(Items listed in a dataset)
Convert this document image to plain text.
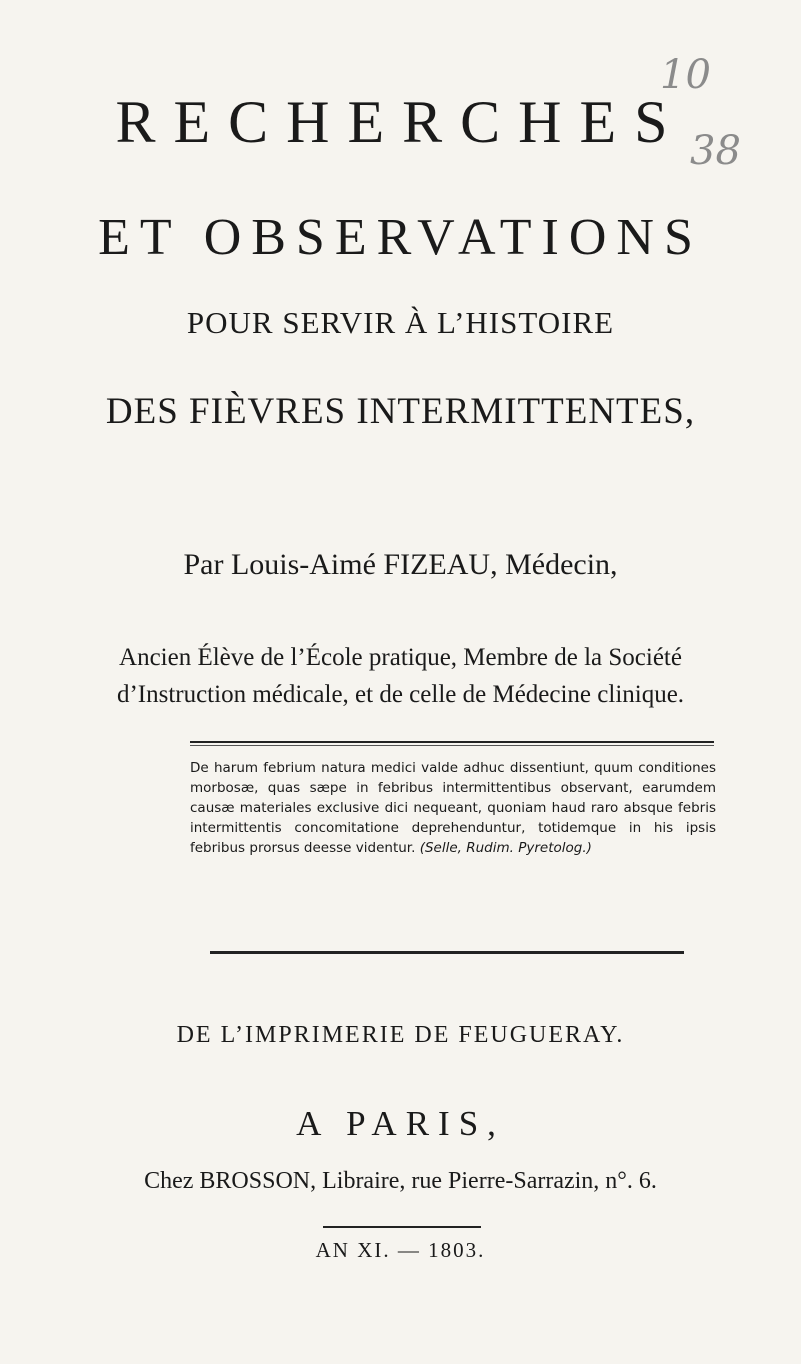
10
38
RECHERCHES
ET OBSERVATIONS
POUR SERVIR À L’HISTOIRE
DES FIÈVRES INTERMITTENTES,
Par Louis-Aimé FIZEAU, Médecin,
Ancien Élève de l’École pratique, Membre de la Société
d’Instruction médicale, et de celle de Médecine clinique.
De harum febrium natura medici valde adhuc dissentiunt, quum conditiones morbosæ, quas sæpe in febribus intermittentibus observant, earumdem causæ materiales exclusive dici nequeant, quoniam haud raro absque febris intermittentis concomitatione deprehenduntur, totidemque in his ipsis febribus prorsus deesse videntur. (Selle, Rudim. Pyretolog.)
DE L’IMPRIMERIE DE FEUGUERAY.
A PARIS,
Chez BROSSON, Libraire, rue Pierre-Sarrazin, n°. 6.
AN XI. — 1803.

> [Exercise objective] Retype everything in the material word for word, minus pictures.

> [Response to the task]
Convert this document image to plain text.
10
38
RECHERCHES
ET OBSERVATIONS
POUR SERVIR À L’HISTOIRE
DES FIÈVRES INTERMITTENTES,
Par Louis-Aimé FIZEAU, Médecin,
Ancien Élève de l’École pratique, Membre de la Société
d’Instruction médicale, et de celle de Médecine clinique.
De harum febrium natura medici valde adhuc dissentiunt, quum conditiones morbosæ, quas sæpe in febribus intermittentibus observant, earumdem causæ materiales exclusive dici nequeant, quoniam haud raro absque febris intermittentis concomitatione deprehenduntur, totidemque in his ipsis febribus prorsus deesse videntur. (Selle, Rudim. Pyretolog.)
DE L’IMPRIMERIE DE FEUGUERAY.
A PARIS,
Chez BROSSON, Libraire, rue Pierre-Sarrazin, n°. 6.
AN XI. — 1803.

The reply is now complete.